WHAT THE EXERCISE ASKS → Every line below must be reproduced exactly. Copy them all.

MATERIAL SUPPLIED →
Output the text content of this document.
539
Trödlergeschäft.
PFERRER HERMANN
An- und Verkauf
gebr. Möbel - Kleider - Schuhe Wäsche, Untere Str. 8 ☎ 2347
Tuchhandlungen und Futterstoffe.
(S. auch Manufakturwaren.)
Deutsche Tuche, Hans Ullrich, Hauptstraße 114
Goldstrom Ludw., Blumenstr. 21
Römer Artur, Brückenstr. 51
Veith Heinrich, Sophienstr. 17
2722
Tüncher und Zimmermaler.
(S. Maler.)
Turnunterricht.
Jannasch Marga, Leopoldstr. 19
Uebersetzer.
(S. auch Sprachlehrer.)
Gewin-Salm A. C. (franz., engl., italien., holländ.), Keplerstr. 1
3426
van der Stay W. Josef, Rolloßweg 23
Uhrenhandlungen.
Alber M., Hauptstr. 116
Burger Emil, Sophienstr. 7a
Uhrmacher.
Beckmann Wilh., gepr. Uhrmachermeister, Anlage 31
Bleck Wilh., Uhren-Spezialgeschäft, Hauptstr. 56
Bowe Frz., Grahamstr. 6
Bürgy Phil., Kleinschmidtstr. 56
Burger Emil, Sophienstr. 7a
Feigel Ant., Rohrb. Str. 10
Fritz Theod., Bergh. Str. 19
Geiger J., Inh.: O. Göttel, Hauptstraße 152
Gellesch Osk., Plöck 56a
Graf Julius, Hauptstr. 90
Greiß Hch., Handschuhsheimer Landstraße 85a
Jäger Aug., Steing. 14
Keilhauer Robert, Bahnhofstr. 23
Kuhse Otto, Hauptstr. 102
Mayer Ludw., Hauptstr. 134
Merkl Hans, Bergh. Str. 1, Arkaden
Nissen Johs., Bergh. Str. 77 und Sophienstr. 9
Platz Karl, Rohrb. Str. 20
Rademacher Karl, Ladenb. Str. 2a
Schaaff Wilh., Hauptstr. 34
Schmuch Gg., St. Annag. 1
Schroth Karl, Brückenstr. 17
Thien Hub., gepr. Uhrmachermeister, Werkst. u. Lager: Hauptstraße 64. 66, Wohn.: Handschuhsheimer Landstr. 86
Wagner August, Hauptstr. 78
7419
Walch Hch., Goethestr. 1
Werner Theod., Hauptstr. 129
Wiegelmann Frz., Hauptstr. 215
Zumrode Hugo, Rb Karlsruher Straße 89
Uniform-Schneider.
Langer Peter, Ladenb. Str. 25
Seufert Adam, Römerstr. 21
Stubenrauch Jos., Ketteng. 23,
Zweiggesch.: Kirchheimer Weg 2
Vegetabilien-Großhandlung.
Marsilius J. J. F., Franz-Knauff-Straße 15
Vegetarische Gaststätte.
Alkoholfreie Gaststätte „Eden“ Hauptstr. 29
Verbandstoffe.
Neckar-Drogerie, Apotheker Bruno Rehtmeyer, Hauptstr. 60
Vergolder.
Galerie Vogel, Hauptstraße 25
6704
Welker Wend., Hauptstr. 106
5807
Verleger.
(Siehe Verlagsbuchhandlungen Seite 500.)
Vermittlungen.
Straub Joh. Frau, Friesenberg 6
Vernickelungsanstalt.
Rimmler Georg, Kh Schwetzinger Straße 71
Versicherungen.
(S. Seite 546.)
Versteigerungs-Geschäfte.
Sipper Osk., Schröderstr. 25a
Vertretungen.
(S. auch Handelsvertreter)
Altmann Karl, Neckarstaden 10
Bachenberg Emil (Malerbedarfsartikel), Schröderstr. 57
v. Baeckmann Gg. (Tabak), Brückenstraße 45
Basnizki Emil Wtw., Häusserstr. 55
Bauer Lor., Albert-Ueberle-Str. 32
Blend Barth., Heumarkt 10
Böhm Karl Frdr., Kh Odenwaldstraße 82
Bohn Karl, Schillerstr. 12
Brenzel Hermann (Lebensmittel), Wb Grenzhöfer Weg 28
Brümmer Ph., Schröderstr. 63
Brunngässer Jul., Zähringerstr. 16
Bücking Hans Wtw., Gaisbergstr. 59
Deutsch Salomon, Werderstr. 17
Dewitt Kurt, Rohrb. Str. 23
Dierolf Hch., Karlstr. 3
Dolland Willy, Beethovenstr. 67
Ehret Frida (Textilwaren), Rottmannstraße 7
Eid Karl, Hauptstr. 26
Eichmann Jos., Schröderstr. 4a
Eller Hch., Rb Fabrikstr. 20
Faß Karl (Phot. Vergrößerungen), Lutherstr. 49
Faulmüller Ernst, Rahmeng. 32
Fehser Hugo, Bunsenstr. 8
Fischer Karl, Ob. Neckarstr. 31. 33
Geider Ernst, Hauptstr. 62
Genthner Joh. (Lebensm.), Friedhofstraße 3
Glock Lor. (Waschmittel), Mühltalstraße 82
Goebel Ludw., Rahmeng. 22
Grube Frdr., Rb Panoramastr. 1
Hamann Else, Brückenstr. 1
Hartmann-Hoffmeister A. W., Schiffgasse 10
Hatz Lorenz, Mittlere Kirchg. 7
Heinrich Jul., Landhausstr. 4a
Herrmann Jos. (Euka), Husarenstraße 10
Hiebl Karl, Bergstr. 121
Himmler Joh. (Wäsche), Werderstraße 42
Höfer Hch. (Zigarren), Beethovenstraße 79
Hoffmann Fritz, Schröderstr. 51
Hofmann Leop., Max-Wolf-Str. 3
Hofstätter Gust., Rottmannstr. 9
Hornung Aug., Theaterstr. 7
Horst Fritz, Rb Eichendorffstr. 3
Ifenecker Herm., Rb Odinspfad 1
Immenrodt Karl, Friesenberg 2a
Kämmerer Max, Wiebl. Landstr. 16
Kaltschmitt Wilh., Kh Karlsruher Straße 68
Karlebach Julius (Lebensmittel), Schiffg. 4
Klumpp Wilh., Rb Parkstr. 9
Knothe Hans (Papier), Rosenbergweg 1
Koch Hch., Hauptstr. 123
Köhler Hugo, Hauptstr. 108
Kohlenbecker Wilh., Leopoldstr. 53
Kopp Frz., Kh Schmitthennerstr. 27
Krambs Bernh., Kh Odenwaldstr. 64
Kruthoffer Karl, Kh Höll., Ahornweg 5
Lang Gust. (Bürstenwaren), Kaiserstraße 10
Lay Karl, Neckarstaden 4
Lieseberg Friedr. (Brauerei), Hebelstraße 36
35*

FINAL RESULT →
Output the text content of this document.
539
Trödlergeschäft.
PFERRER HERMANN
An- und Verkauf
gebr. Möbel - Kleider - Schuhe Wäsche, Untere Str. 8 ☎ 2347
Tuchhandlungen und Futterstoffe.
(S. auch Manufakturwaren.)
Deutsche Tuche, Hans Ullrich, Hauptstraße 114
Goldstrom Ludw., Blumenstr. 21
Römer Artur, Brückenstr. 51
Veith Heinrich, Sophienstr. 17
2722
Tüncher und Zimmermaler.
(S. Maler.)
Turnunterricht.
Jannasch Marga, Leopoldstr. 19
Uebersetzer.
(S. auch Sprachlehrer.)
Gewin-Salm A. C. (franz., engl., italien., holländ.), Keplerstr. 1
3426
van der Stay W. Josef, Rolloßweg 23
Uhrenhandlungen.
Alber M., Hauptstr. 116
Burger Emil, Sophienstr. 7a
Uhrmacher.
Beckmann Wilh., gepr. Uhrmachermeister, Anlage 31
Bleck Wilh., Uhren-Spezialgeschäft, Hauptstr. 56
Bowe Frz., Grahamstr. 6
Bürgy Phil., Kleinschmidtstr. 56
Burger Emil, Sophienstr. 7a
Feigel Ant., Rohrb. Str. 10
Fritz Theod., Bergh. Str. 19
Geiger J., Inh.: O. Göttel, Hauptstraße 152
Gellesch Osk., Plöck 56a
Graf Julius, Hauptstr. 90
Greiß Hch., Handschuhsheimer Landstraße 85a
Jäger Aug., Steing. 14
Keilhauer Robert, Bahnhofstr. 23
Kuhse Otto, Hauptstr. 102
Mayer Ludw., Hauptstr. 134
Merkl Hans, Bergh. Str. 1, Arkaden
Nissen Johs., Bergh. Str. 77 und Sophienstr. 9
Platz Karl, Rohrb. Str. 20
Rademacher Karl, Ladenb. Str. 2a
Schaaff Wilh., Hauptstr. 34
Schmuch Gg., St. Annag. 1
Schroth Karl, Brückenstr. 17
Thien Hub., gepr. Uhrmachermeister, Werkst. u. Lager: Hauptstraße 64. 66, Wohn.: Handschuhsheimer Landstr. 86
Wagner August, Hauptstr. 78
7419
Walch Hch., Goethestr. 1
Werner Theod., Hauptstr. 129
Wiegelmann Frz., Hauptstr. 215
Zumrode Hugo, Rb Karlsruher Straße 89
Uniform-Schneider.
Langer Peter, Ladenb. Str. 25
Seufert Adam, Römerstr. 21
Stubenrauch Jos., Ketteng. 23,
Zweiggesch.: Kirchheimer Weg 2
Vegetabilien-Großhandlung.
Marsilius J. J. F., Franz-Knauff-Straße 15
Vegetarische Gaststätte.
Alkoholfreie Gaststätte „Eden“ Hauptstr. 29
Verbandstoffe.
Neckar-Drogerie, Apotheker Bruno Rehtmeyer, Hauptstr. 60
Vergolder.
Galerie Vogel, Hauptstraße 25
6704
Welker Wend., Hauptstr. 106
5807
Verleger.
(Siehe Verlagsbuchhandlungen Seite 500.)
Vermittlungen.
Straub Joh. Frau, Friesenberg 6
Vernickelungsanstalt.
Rimmler Georg, Kh Schwetzinger Straße 71
Versicherungen.
(S. Seite 546.)
Versteigerungs-Geschäfte.
Sipper Osk., Schröderstr. 25a
Vertretungen.
(S. auch Handelsvertreter)
Altmann Karl, Neckarstaden 10
Bachenberg Emil (Malerbedarfsartikel), Schröderstr. 57
v. Baeckmann Gg. (Tabak), Brückenstraße 45
Basnizki Emil Wtw., Häusserstr. 55
Bauer Lor., Albert-Ueberle-Str. 32
Blend Barth., Heumarkt 10
Böhm Karl Frdr., Kh Odenwaldstraße 82
Bohn Karl, Schillerstr. 12
Brenzel Hermann (Lebensmittel), Wb Grenzhöfer Weg 28
Brümmer Ph., Schröderstr. 63
Brunngässer Jul., Zähringerstr. 16
Bücking Hans Wtw., Gaisbergstr. 59
Deutsch Salomon, Werderstr. 17
Dewitt Kurt, Rohrb. Str. 23
Dierolf Hch., Karlstr. 3
Dolland Willy, Beethovenstr. 67
Ehret Frida (Textilwaren), Rottmannstraße 7
Eid Karl, Hauptstr. 26
Eichmann Jos., Schröderstr. 4a
Eller Hch., Rb Fabrikstr. 20
Faß Karl (Phot. Vergrößerungen), Lutherstr. 49
Faulmüller Ernst, Rahmeng. 32
Fehser Hugo, Bunsenstr. 8
Fischer Karl, Ob. Neckarstr. 31. 33
Geider Ernst, Hauptstr. 62
Genthner Joh. (Lebensm.), Friedhofstraße 3
Glock Lor. (Waschmittel), Mühltalstraße 82
Goebel Ludw., Rahmeng. 22
Grube Frdr., Rb Panoramastr. 1
Hamann Else, Brückenstr. 1
Hartmann-Hoffmeister A. W., Schiffgasse 10
Hatz Lorenz, Mittlere Kirchg. 7
Heinrich Jul., Landhausstr. 4a
Herrmann Jos. (Euka), Husarenstraße 10
Hiebl Karl, Bergstr. 121
Himmler Joh. (Wäsche), Werderstraße 42
Höfer Hch. (Zigarren), Beethovenstraße 79
Hoffmann Fritz, Schröderstr. 51
Hofmann Leop., Max-Wolf-Str. 3
Hofstätter Gust., Rottmannstr. 9
Hornung Aug., Theaterstr. 7
Horst Fritz, Rb Eichendorffstr. 3
Ifenecker Herm., Rb Odinspfad 1
Immenrodt Karl, Friesenberg 2a
Kämmerer Max, Wiebl. Landstr. 16
Kaltschmitt Wilh., Kh Karlsruher Straße 68
Karlebach Julius (Lebensmittel), Schiffg. 4
Klumpp Wilh., Rb Parkstr. 9
Knothe Hans (Papier), Rosenbergweg 1
Koch Hch., Hauptstr. 123
Köhler Hugo, Hauptstr. 108
Kohlenbecker Wilh., Leopoldstr. 53
Kopp Frz., Kh Schmitthennerstr. 27
Krambs Bernh., Kh Odenwaldstr. 64
Kruthoffer Karl, Kh Höll., Ahornweg 5
Lang Gust. (Bürstenwaren), Kaiserstraße 10
Lay Karl, Neckarstaden 4
Lieseberg Friedr. (Brauerei), Hebelstraße 36
35*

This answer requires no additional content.